**WHAT YOU ARE ASKED TO DO:** Select, from the material below, each line with "働きながら妊活しましょ" in it.

Stored items:
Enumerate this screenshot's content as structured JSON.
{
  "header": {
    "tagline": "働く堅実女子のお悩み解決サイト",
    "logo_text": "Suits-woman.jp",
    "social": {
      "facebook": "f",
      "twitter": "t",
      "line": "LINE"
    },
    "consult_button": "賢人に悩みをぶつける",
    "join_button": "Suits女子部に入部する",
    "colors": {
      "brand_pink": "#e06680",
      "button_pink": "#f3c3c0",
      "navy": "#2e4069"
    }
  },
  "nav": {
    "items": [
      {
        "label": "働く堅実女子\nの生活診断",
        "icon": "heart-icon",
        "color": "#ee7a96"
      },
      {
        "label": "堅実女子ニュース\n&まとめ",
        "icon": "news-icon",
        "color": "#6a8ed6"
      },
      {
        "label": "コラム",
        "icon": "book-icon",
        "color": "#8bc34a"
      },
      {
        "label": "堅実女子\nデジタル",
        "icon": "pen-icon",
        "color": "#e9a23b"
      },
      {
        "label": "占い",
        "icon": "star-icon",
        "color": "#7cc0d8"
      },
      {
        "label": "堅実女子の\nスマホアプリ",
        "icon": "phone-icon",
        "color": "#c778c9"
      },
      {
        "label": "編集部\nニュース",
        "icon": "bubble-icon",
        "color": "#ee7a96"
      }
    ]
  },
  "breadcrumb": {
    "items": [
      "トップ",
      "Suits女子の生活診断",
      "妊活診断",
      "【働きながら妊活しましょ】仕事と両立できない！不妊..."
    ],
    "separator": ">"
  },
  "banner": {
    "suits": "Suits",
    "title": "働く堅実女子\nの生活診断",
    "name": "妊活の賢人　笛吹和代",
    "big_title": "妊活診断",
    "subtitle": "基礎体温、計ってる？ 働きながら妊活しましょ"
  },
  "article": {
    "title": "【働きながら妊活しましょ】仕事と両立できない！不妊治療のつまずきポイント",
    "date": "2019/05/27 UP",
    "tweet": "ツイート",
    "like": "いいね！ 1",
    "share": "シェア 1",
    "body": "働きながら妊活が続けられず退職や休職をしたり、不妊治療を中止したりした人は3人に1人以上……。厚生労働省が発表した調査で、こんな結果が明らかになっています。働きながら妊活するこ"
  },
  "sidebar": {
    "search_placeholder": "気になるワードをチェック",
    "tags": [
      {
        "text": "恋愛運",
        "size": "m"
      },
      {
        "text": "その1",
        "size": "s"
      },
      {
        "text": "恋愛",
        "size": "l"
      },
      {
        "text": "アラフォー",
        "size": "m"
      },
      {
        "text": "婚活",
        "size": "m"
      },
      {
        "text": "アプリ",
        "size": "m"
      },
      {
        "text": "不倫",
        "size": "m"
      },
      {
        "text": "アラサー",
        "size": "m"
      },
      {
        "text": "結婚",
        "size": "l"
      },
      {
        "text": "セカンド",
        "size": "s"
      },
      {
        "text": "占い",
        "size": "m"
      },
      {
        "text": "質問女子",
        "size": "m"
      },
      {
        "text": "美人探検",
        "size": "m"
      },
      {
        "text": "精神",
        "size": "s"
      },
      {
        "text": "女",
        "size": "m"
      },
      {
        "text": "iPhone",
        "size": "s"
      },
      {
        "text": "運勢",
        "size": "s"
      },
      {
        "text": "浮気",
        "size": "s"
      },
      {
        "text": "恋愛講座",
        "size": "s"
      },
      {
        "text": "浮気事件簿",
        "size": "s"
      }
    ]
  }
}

**EXERCISE RESULT:**
      "【働きながら妊活しましょ】仕事と両立できない！不妊..."
    "subtitle": "基礎体温、計ってる？ 働きながら妊活しましょ"
    "title": "【働きながら妊活しましょ】仕事と両立できない！不妊治療のつまずきポイント",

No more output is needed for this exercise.